→ **TAREA A**: Reproduce literalmente el texto sobre las reivindicaciones, comenzando por "Resulta poco menos" y siguiendo hasta "los presupuestos públicos.".
→ **TAREA B**: Indica si cada afirmación concuerda con el texto sobre las reivindicaciones y justifícalo citando literalmente las palabras decisivas: (i) el texto sostiene que sería sencillo revertir la dinámica reivindicativa; (ii) según el texto, esas reivindicaciones hacen suponer que se cuenta con recursos ilimitados; (iii) el texto afirma que todos luchamos por no carecer de nada de lo que disfrutan los vecinos.
→ **TAREA C**: Prolonga el texto sobre las reivindicaciones a partir de su última oración.

→ **TEXTO DEL DOCUMENTO**:
^^^^^^^^^^^^^^^^

Consideradas en su conjunto todas esas reivindicaciones hacen suponer que se cuenta con recursos ilimitados, que todo es posible si se quiere, que nadie ha de renunciar a nada, que el sentido común nunca puede implicar ceder una infraestructura mejor a los vecinos a la espera de que otra de otro tipo nos beneficie a nosotros, por ejemplo. Y en vez de eso, se pretende que todos tengamos con inmediatez todo, pero no ya de lo necesario, sino de lo potencialmente inductor de desarrollo en cualquiera de las direcciones posibles.

Resulta poco menos que inimaginable que fuera posible revertir esa dinámica reivindicativa por otra de moderación y realismo en las aspiraciones, y de mutuas cesiones entre territorios, ciudades o vecindades. Al contrario, todos luchamos por no carecer de nada de lo que disfrutan los vecinos y en estricta igualdad, es decir, con la misma cercanía y dotación, pues, por lo que parece, podemos ya disfrutar de una abundancia sin límite que surge del cuerno de los presupuestos públicos.

^^^^^^^^^^^^^^^^

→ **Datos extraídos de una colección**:
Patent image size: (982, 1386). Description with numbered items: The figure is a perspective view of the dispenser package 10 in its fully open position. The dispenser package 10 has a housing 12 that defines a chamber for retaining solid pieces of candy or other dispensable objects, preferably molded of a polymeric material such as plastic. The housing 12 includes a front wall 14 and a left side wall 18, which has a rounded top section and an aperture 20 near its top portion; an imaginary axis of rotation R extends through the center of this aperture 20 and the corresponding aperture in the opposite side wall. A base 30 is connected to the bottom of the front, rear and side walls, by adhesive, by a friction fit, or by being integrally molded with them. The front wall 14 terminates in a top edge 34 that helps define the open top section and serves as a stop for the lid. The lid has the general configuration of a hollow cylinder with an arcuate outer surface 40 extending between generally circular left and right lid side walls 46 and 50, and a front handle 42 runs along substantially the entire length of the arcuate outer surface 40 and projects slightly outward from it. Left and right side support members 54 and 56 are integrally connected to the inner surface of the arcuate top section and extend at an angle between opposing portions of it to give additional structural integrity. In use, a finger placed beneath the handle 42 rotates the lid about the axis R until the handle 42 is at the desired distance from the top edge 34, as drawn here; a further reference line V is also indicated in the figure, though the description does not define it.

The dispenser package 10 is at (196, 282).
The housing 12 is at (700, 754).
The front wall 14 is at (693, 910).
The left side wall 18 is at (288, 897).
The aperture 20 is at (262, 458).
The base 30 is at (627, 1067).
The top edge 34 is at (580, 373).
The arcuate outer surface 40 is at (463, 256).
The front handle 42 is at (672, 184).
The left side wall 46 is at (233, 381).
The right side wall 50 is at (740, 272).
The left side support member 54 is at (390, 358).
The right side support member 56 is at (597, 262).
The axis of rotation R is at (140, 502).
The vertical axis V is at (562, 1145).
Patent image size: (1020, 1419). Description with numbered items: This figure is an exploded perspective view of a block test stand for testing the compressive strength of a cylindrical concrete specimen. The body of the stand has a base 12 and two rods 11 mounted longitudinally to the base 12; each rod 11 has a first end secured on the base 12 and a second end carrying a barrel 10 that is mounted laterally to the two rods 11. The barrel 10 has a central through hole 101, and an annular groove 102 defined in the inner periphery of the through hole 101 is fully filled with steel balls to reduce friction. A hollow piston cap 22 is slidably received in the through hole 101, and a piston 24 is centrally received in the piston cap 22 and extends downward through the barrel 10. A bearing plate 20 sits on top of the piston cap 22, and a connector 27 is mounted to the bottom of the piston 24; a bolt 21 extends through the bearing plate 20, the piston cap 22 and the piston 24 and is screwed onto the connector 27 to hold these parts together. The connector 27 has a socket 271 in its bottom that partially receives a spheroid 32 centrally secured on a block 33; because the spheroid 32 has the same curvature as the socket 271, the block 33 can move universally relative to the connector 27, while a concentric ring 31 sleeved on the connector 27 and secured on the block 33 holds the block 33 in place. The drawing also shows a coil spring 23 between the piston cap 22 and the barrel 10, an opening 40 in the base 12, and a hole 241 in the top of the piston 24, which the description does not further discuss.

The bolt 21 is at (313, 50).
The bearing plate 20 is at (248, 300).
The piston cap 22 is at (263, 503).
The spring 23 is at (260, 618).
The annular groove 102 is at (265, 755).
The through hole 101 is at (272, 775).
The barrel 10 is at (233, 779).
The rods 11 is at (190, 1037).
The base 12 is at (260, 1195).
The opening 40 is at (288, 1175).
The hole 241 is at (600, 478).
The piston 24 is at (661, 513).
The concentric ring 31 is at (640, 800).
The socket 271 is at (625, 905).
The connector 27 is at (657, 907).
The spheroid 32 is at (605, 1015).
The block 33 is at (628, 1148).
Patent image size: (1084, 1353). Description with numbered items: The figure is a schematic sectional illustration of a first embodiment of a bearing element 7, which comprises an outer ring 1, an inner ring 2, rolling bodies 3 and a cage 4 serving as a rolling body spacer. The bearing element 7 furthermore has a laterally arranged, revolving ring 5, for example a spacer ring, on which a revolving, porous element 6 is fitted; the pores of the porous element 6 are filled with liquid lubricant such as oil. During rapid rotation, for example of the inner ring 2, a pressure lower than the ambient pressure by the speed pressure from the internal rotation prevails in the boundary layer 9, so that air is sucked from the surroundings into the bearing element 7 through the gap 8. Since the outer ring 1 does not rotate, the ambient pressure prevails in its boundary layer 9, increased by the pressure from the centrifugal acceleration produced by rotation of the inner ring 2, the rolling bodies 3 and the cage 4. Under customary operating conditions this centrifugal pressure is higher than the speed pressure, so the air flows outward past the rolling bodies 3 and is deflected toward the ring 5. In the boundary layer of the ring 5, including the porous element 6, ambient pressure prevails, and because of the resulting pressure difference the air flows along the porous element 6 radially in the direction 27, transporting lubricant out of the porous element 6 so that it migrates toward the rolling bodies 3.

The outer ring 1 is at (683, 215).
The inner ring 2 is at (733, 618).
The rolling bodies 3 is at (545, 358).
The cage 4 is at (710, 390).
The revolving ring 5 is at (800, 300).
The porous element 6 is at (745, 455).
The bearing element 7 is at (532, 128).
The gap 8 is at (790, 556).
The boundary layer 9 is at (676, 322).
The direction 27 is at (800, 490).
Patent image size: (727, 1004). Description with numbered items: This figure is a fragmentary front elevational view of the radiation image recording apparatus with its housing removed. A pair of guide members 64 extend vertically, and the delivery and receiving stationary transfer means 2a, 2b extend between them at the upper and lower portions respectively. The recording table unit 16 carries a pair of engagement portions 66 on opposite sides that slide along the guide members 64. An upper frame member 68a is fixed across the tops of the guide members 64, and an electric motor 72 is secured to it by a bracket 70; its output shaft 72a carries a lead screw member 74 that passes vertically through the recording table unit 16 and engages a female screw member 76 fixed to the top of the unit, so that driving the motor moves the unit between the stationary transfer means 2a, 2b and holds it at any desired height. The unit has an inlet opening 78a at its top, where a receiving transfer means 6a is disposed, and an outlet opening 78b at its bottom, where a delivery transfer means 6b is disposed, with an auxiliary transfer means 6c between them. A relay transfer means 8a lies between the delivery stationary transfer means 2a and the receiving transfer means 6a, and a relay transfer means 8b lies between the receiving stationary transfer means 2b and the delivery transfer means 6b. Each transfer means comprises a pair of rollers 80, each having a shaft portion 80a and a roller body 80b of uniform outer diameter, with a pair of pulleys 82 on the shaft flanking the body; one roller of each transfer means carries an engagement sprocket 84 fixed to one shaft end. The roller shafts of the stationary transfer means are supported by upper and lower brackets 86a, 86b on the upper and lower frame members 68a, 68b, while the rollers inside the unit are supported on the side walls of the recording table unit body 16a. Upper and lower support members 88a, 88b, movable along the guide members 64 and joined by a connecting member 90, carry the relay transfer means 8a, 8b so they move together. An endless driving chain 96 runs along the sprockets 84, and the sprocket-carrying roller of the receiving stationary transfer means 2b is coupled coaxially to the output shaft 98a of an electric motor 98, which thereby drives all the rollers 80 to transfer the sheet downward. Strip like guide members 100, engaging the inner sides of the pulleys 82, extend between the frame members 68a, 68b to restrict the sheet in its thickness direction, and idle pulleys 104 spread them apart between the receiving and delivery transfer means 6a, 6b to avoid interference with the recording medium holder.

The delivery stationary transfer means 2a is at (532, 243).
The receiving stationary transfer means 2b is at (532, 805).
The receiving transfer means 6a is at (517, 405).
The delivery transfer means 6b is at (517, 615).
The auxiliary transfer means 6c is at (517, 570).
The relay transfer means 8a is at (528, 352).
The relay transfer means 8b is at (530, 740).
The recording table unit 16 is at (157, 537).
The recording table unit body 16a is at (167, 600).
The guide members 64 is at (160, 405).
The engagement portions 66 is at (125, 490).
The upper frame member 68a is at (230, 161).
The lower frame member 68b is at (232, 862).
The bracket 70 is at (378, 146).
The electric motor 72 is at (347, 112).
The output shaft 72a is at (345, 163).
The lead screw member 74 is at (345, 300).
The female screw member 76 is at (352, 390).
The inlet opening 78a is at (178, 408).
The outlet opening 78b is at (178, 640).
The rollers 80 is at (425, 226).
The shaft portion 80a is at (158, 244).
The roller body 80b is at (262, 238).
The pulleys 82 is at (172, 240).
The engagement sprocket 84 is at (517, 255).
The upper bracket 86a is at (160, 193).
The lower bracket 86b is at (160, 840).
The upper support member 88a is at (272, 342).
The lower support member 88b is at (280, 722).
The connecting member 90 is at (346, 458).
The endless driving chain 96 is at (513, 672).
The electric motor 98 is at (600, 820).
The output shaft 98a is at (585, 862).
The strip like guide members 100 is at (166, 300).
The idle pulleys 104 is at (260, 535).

^^^^^^^^^^^^^^^^

→ **RESPUESTA A**:
Resulta poco menos que inimaginable que fuera posible revertir esa dinámica reivindicativa por otra de moderación y realismo en las aspiraciones, y de mutuas cesiones entre territorios, ciudades o vecindades. Al contrario, todos luchamos por no carecer de nada de lo que disfrutan los vecinos y en estricta igualdad, es decir, con la misma cercanía y dotación, pues, por lo que parece, podemos ya disfrutar de una abundancia sin límite que surge del cuerno de los presupuestos públicos.

→ **RESPUESTA B**:
(i) No: "Resulta poco menos que inimaginable que fuera posible revertir esa dinámica reivindicativa".
(ii) Sí: "hacen suponer que se cuenta con recursos ilimitados".
(iii) Sí: "todos luchamos por no carecer de nada de lo que disfrutan los vecinos".

→ **RESPUESTA C**:
Cuesta creer que pudiera sobrevivir electoralmente cualquier político o formación que postulara consorcios interterritoriales o especializaciones en infraestructuras que implicaran cesiones en otras áreas, demoras en dotaciones secundarias, concentraciones de servicios que racionalizaran el gasto, la moderación de la deuda y la asunción de privaciones presentes necesarias para no hipotecar generaciones futuras. Es necesario reconocer que nuestro sistema político se sostiene estructuralmente sobre una psicología de la satisfacción a demanda a la que se atienen tanto los gobernantes como los gobernados, ambos fiados en la quimera irresponsable y cortoplacista de que semejante inmoderación es indefinidamente sostenible.

Y de ahí que nuestra política y los políticos se hayan reducido a la función de dispensadores de satisfacciones siempre crecientes mediante las que seducen a un electorado de expectativas casi insaciables y pronto a indignarse enfurecido ante la más elemental privación.

Se trata, en efecto, de una ebriedad colectiva de la que es improbable que no despertemos traumáticamente. El historiador y socialdemócrata Tony Judt, tras elogiar la sobriedad personal de Clement Attlee, primer ministro laborista de la postguerra, y de lamentar la escasez de políticos con genuino sentido ético de lo público, no les culpa tanto a ellos como a sus representados, es decir, a nosotros, porque exigimos muy poco de los políticos al tiempo que les exigimos sin medida para nosotros: «si queremos mejores gobernantes tendremos que aprender a pedir más de ellos y menos para nosotros. Un poco de austeridad estaría bien».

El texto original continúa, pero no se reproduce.